++++ Excerpt ++++

In March, the Supreme Court set aside a Madhya Pradesh High Court order asking a man accused in a sexual assault case to get the complainant to tie a rakhi to him as a condition for bail. The Supreme Court also issued several guidelines on how courts should handle orders relating to sexual crimes.
One of the key points the Supreme Court discussed was the desire of courts to find the “ideal sexual assault victim”.
“Rape myths undermine the credibility of those women who are seen to deviate too far from stereotyped notions of chastity, resistance to rape, having visible physical injuries, behaving a certain way, reporting the offence immediately, etc,” the court observed.
On May 21, as a Goa court acquitted former Tehelka editor-in-chief Tarun Tejpal in a rape case registered in 2013, the judge did exactly what the Supreme Court had advised against: the court looked for an “ideal sexual assault victim” and has discredited almost every claim the complainant had made about the assault.
Tejpal had been accused of sexual assault and rape by a younger colleague. The 527-page judgement was made available on Wednesday,
What is glaring in the judgement is the difference in standards the judge has used in ascertaining the veracity of the statements of the complainant and the accused. Even though the court made it a point to state that the complainant’s sexual past was not relevant to the current case, a reading of the judgement shows that allegations about her past were repeatedly used under the garb of verifying the authenticity of her claims.

++++ Supplied information ++++

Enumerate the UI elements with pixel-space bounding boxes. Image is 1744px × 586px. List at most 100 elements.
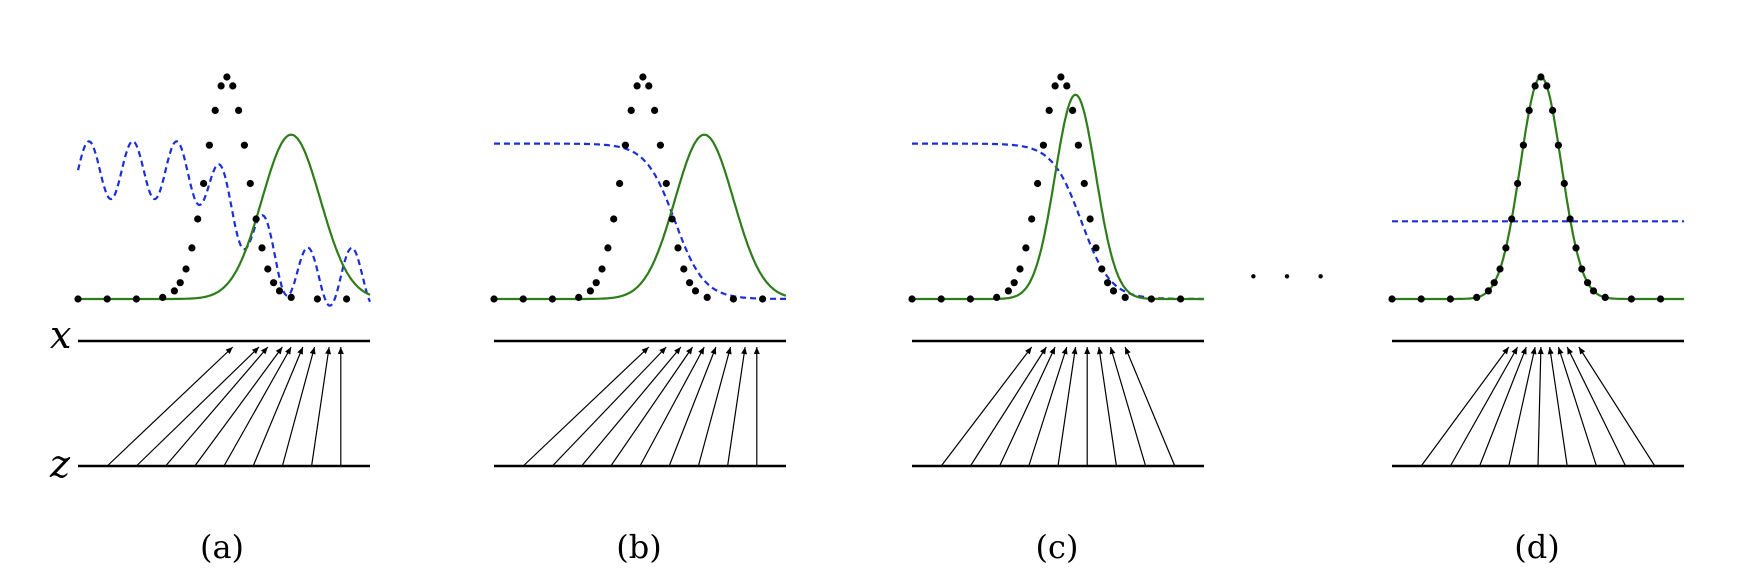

++++

§ **Problems to work on**
[1] Answer these questions from the article on the Tejpal acquittal:
(a) Which High Court's order did the Supreme Court set aside in March?
(b) On what date did the Goa court acquit Tarun Tejpal?
(c) How many pages long is the judgement?
[2] State whether each statement agrees with the article on the Tejpal acquittal, and quote the words that decide it:
(a) The Supreme Court upheld the High Court order that made tying a rakhi a condition for bail.
(b) The rape case against Tejpal was registered in 2013.
(c) The Goa court declared the complainant's sexual past relevant to the case.
[3] Resume the article on the Tejpal acquittal, starting after its last sentence.
The material comes from a separate source and has no connection to the article on the Tejpal acquittal.

§ **Answers for the tasks**
[1]
(a) The Madhya Pradesh High Court's order.
(b) May 21.
(c) 527 pages.

[2]
(a) No: "the Supreme Court set aside a Madhya Pradesh High Court order"
(b) Yes: "in a rape case registered in 2013"
(c) No: "the court made it a point to state that the complainant’s sexual past was not relevant to the current case"

[3]
Adding to the problem was a shoddy investigation by the police that resulted in crucial evidence being omitted.
The case
The case has its origins in November 2013, when a company owned by Tejpal and some others organised an event in Goa called THINK fest, featuring discussions with leading figures. The 2013 edition was of particular interest as it had Hollywood legend Robert De Niro as a guest.
The complainant was a journalist at Tehelka and had been given the task of taking care of De Niro and his daughter. The complainant alleged that Tarun Tejpal, who was then the magazine’s editor-in-chief, assaulted her twice during the festival. Both times, the assault occurred inside lifts. The first assault took place on November 7 and the second the next day.
The complainant did not immediately complain to the management of the magazine but on November 18 sent a detailed account of the incidents to the managing director Shoma Chaudhary.
Following this, Tarun Tejpal sent two emails expressing his regret at the incident: one to the complainant personally and the other to the staff of Tehelka. After the matter became public, the Goa police took suo motu cognisance of it and registered an FIR. The police then took statements from the complainant and also got a magistrate to record her statement under Section 164 of the Criminal Procedure Code.
However, it took almost eight years for the trial to conclude. In fact, the complainant was cross-examined only in 2019, six years after the incident.
On May 21, the court acquitted Tejpal, stating that the prosecution failed to prove the case beyond doubt.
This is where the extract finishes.